◆ Problem to solve: Extract each line containing the string "name".

◆ Material for this task:
——————————

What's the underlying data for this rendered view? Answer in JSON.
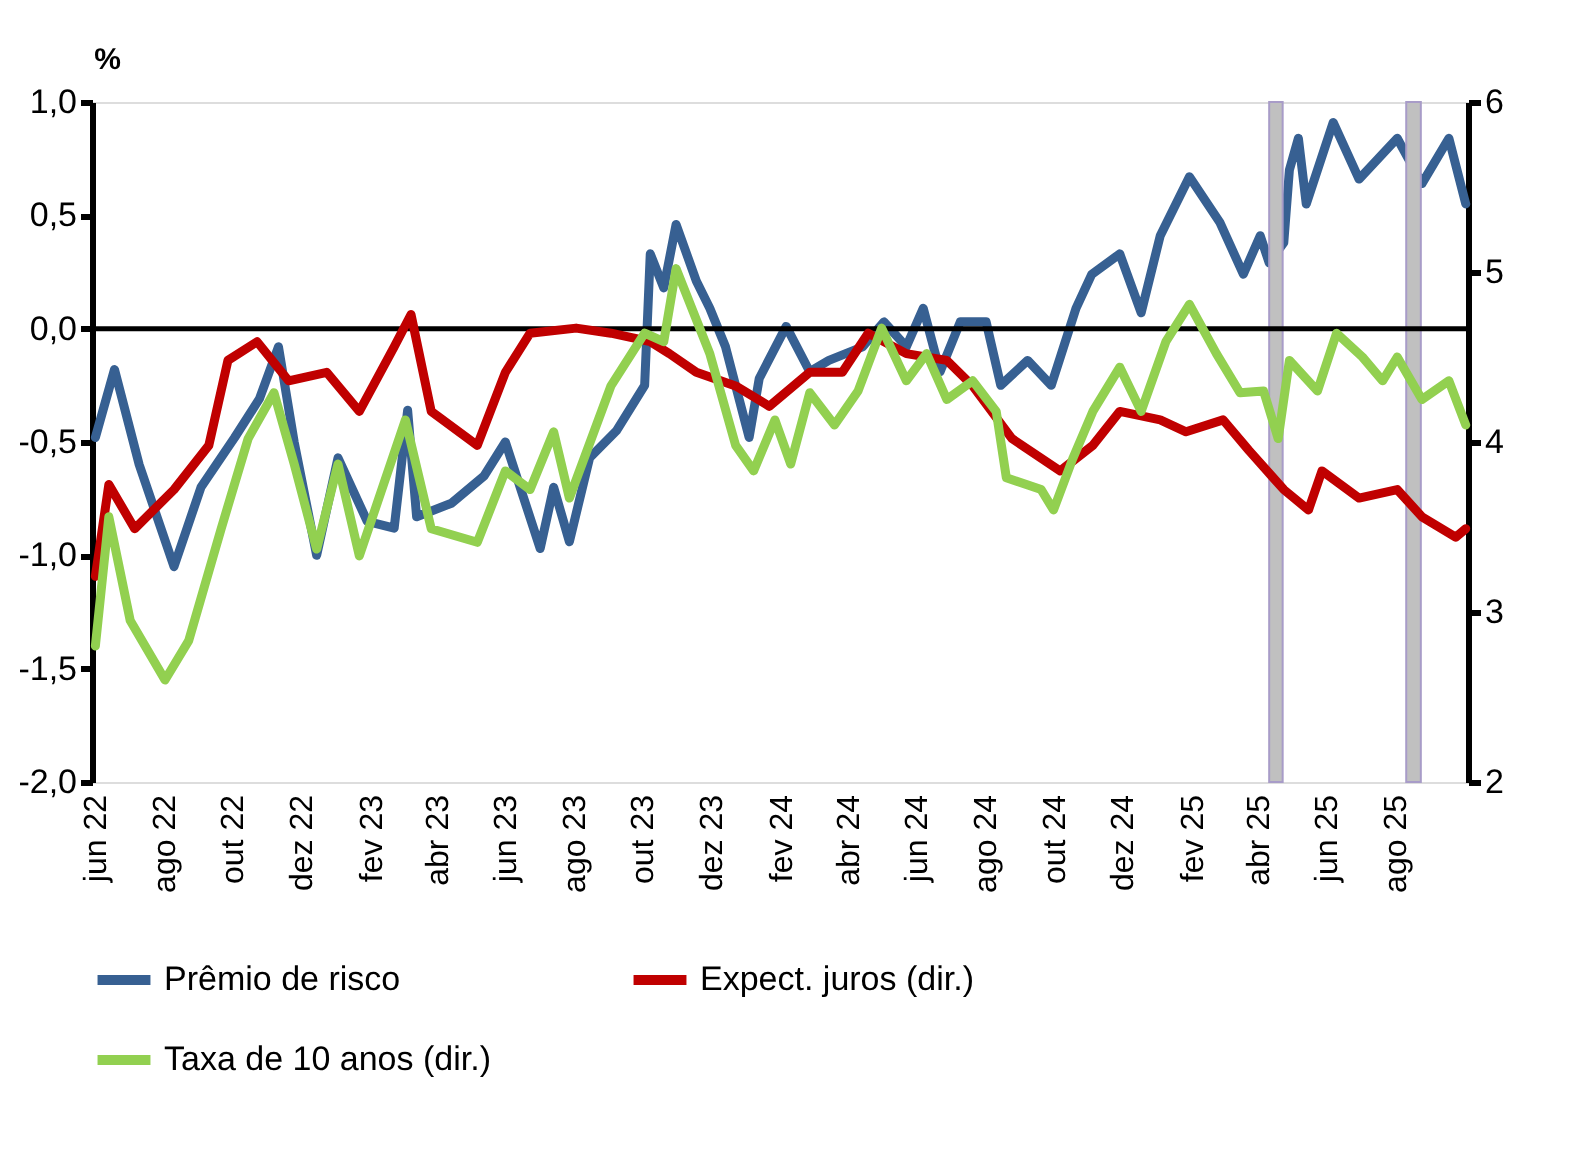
{
  "chart_data": {
    "type": "line",
    "ylabel": "%",
    "legend": "bottom",
    "grid": false,
    "line_style": "solid",
    "marker": "none",
    "xlim": [
      "2022-05-29",
      "2025-10-05"
    ],
    "xticks": [
      {
        "value": "2022-06",
        "label": "jun 22"
      },
      {
        "value": "2022-08",
        "label": "ago 22"
      },
      {
        "value": "2022-10",
        "label": "out 22"
      },
      {
        "value": "2022-12",
        "label": "dez 22"
      },
      {
        "value": "2023-02",
        "label": "fev 23"
      },
      {
        "value": "2023-04",
        "label": "abr 23"
      },
      {
        "value": "2023-06",
        "label": "jun 23"
      },
      {
        "value": "2023-08",
        "label": "ago 23"
      },
      {
        "value": "2023-10",
        "label": "out 23"
      },
      {
        "value": "2023-12",
        "label": "dez 23"
      },
      {
        "value": "2024-02",
        "label": "fev 24"
      },
      {
        "value": "2024-04",
        "label": "abr 24"
      },
      {
        "value": "2024-06",
        "label": "jun 24"
      },
      {
        "value": "2024-08",
        "label": "ago 24"
      },
      {
        "value": "2024-10",
        "label": "out 24"
      },
      {
        "value": "2024-12",
        "label": "dez 24"
      },
      {
        "value": "2025-02",
        "label": "fev 25"
      },
      {
        "value": "2025-04",
        "label": "abr 25"
      },
      {
        "value": "2025-06",
        "label": "jun 25"
      },
      {
        "value": "2025-08",
        "label": "ago 25"
      }
    ],
    "ylim": [
      -2.0,
      1.0
    ],
    "yticks": [
      {
        "value": -2.0,
        "label": "-2,0"
      },
      {
        "value": -1.5,
        "label": "-1,5"
      },
      {
        "value": -1.0,
        "label": "-1,0"
      },
      {
        "value": -0.5,
        "label": "-0,5"
      },
      {
        "value": 0.0,
        "label": "0,0"
      },
      {
        "value": 0.5,
        "label": "0,5"
      },
      {
        "value": 1.0,
        "label": "1,0"
      }
    ],
    "y2lim": [
      2,
      6
    ],
    "y2ticks": [
      2,
      3,
      4,
      5,
      6
    ],
    "ref_lines": [
      {
        "axis": "y",
        "value": 0,
        "color": "#000000"
      }
    ],
    "bands": [
      {
        "axis": "x",
        "from": "2025-04-11",
        "to": "2025-04-23",
        "color": "#c0c0c0"
      },
      {
        "axis": "x",
        "from": "2025-08-11",
        "to": "2025-08-24",
        "color": "#c0c0c0"
      }
    ],
    "series": [
      {
        "name": "Prêmio de risco",
        "color": "#376092",
        "x": [
          "2022-06-01",
          "2022-06-18",
          "2022-07-10",
          "2022-08-10",
          "2022-09-03",
          "2022-10-03",
          "2022-10-25",
          "2022-11-11",
          "2022-11-25",
          "2022-12-15",
          "2023-01-03",
          "2023-01-29",
          "2023-02-22",
          "2023-03-06",
          "2023-03-14",
          "2023-04-14",
          "2023-05-13",
          "2023-06-01",
          "2023-07-02",
          "2023-07-14",
          "2023-07-28",
          "2023-08-15",
          "2023-09-08",
          "2023-10-03",
          "2023-10-08",
          "2023-10-20",
          "2023-10-31",
          "2023-11-18",
          "2023-11-30",
          "2023-12-14",
          "2024-01-04",
          "2024-01-13",
          "2024-02-06",
          "2024-02-27",
          "2024-03-15",
          "2024-04-14",
          "2024-05-03",
          "2024-05-23",
          "2024-06-07",
          "2024-06-22",
          "2024-07-10",
          "2024-08-02",
          "2024-08-15",
          "2024-09-08",
          "2024-09-29",
          "2024-10-21",
          "2024-11-04",
          "2024-11-29",
          "2024-12-18",
          "2025-01-04",
          "2025-01-30",
          "2025-02-26",
          "2025-03-19",
          "2025-04-03",
          "2025-04-11",
          "2025-04-24",
          "2025-04-29",
          "2025-05-07",
          "2025-05-14",
          "2025-06-07",
          "2025-06-30",
          "2025-08-03",
          "2025-08-25",
          "2025-09-18",
          "2025-10-03"
        ],
        "values": [
          -0.48,
          -0.18,
          -0.6,
          -1.05,
          -0.7,
          -0.48,
          -0.31,
          -0.08,
          -0.5,
          -1.0,
          -0.57,
          -0.85,
          -0.88,
          -0.36,
          -0.83,
          -0.77,
          -0.65,
          -0.5,
          -0.97,
          -0.7,
          -0.94,
          -0.57,
          -0.45,
          -0.25,
          0.33,
          0.18,
          0.46,
          0.21,
          0.09,
          -0.08,
          -0.48,
          -0.22,
          0.01,
          -0.19,
          -0.14,
          -0.08,
          0.03,
          -0.08,
          0.09,
          -0.19,
          0.03,
          0.03,
          -0.25,
          -0.14,
          -0.25,
          0.09,
          0.24,
          0.33,
          0.07,
          0.41,
          0.67,
          0.47,
          0.24,
          0.41,
          0.29,
          0.38,
          0.7,
          0.84,
          0.55,
          0.91,
          0.66,
          0.84,
          0.64,
          0.84,
          0.55
        ]
      },
      {
        "name": "Expect. juros (dir.)",
        "color": "#c00000",
        "axis": "y2",
        "x": [
          "2022-06-01",
          "2022-06-13",
          "2022-07-06",
          "2022-08-10",
          "2022-09-10",
          "2022-09-27",
          "2022-10-23",
          "2022-11-20",
          "2022-12-24",
          "2023-01-22",
          "2023-02-22",
          "2023-03-09",
          "2023-03-27",
          "2023-05-07",
          "2023-06-01",
          "2023-06-23",
          "2023-08-03",
          "2023-09-03",
          "2023-10-08",
          "2023-10-25",
          "2023-11-18",
          "2023-12-23",
          "2024-01-22",
          "2024-02-27",
          "2024-03-27",
          "2024-04-19",
          "2024-05-23",
          "2024-06-28",
          "2024-07-21",
          "2024-08-25",
          "2024-10-07",
          "2024-11-05",
          "2024-11-29",
          "2025-01-04",
          "2025-01-27",
          "2025-03-01",
          "2025-03-24",
          "2025-04-24",
          "2025-05-16",
          "2025-05-28",
          "2025-06-30",
          "2025-08-03",
          "2025-08-25",
          "2025-09-24",
          "2025-10-03"
        ],
        "values": [
          3.21,
          3.75,
          3.49,
          3.72,
          3.98,
          4.48,
          4.59,
          4.36,
          4.41,
          4.18,
          4.56,
          4.75,
          4.18,
          3.98,
          4.41,
          4.64,
          4.67,
          4.64,
          4.59,
          4.52,
          4.41,
          4.33,
          4.21,
          4.41,
          4.41,
          4.64,
          4.52,
          4.48,
          4.33,
          4.02,
          3.83,
          3.98,
          4.18,
          4.13,
          4.06,
          4.13,
          3.95,
          3.72,
          3.6,
          3.83,
          3.67,
          3.72,
          3.56,
          3.44,
          3.49
        ]
      },
      {
        "name": "Taxa de 10 anos (dir.)",
        "color": "#92d050",
        "axis": "y2",
        "x": [
          "2022-06-01",
          "2022-06-13",
          "2022-07-02",
          "2022-08-02",
          "2022-08-23",
          "2022-09-21",
          "2022-10-15",
          "2022-11-07",
          "2022-11-25",
          "2022-12-15",
          "2023-01-03",
          "2023-01-22",
          "2023-03-04",
          "2023-03-27",
          "2023-05-07",
          "2023-06-01",
          "2023-06-23",
          "2023-07-14",
          "2023-07-28",
          "2023-09-03",
          "2023-10-03",
          "2023-10-20",
          "2023-10-31",
          "2023-11-30",
          "2023-12-23",
          "2024-01-08",
          "2024-01-27",
          "2024-02-10",
          "2024-02-27",
          "2024-03-20",
          "2024-04-10",
          "2024-05-01",
          "2024-05-23",
          "2024-06-10",
          "2024-06-28",
          "2024-07-21",
          "2024-08-11",
          "2024-08-20",
          "2024-09-20",
          "2024-10-01",
          "2024-10-18",
          "2024-11-05",
          "2024-11-29",
          "2024-12-18",
          "2025-01-09",
          "2025-01-30",
          "2025-02-23",
          "2025-03-16",
          "2025-04-06",
          "2025-04-19",
          "2025-04-29",
          "2025-05-24",
          "2025-06-10",
          "2025-07-03",
          "2025-07-21",
          "2025-08-03",
          "2025-08-25",
          "2025-09-18",
          "2025-10-03"
        ],
        "values": [
          2.8,
          3.56,
          2.95,
          2.6,
          2.83,
          3.49,
          4.02,
          4.29,
          3.87,
          3.37,
          3.87,
          3.33,
          4.13,
          3.49,
          3.41,
          3.83,
          3.72,
          4.06,
          3.67,
          4.33,
          4.64,
          4.59,
          5.02,
          4.52,
          3.98,
          3.83,
          4.13,
          3.87,
          4.29,
          4.1,
          4.3,
          4.67,
          4.36,
          4.52,
          4.25,
          4.36,
          4.18,
          3.79,
          3.72,
          3.6,
          3.9,
          4.18,
          4.44,
          4.18,
          4.59,
          4.81,
          4.52,
          4.29,
          4.3,
          4.02,
          4.48,
          4.3,
          4.64,
          4.5,
          4.36,
          4.5,
          4.25,
          4.36,
          4.1
        ]
      }
    ]
  }
}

——————————

◆ Correct response:
        "name": "Prêmio de risco",
        "name": "Expect. juros (dir.)",
        "name": "Taxa de 10 anos (dir.)",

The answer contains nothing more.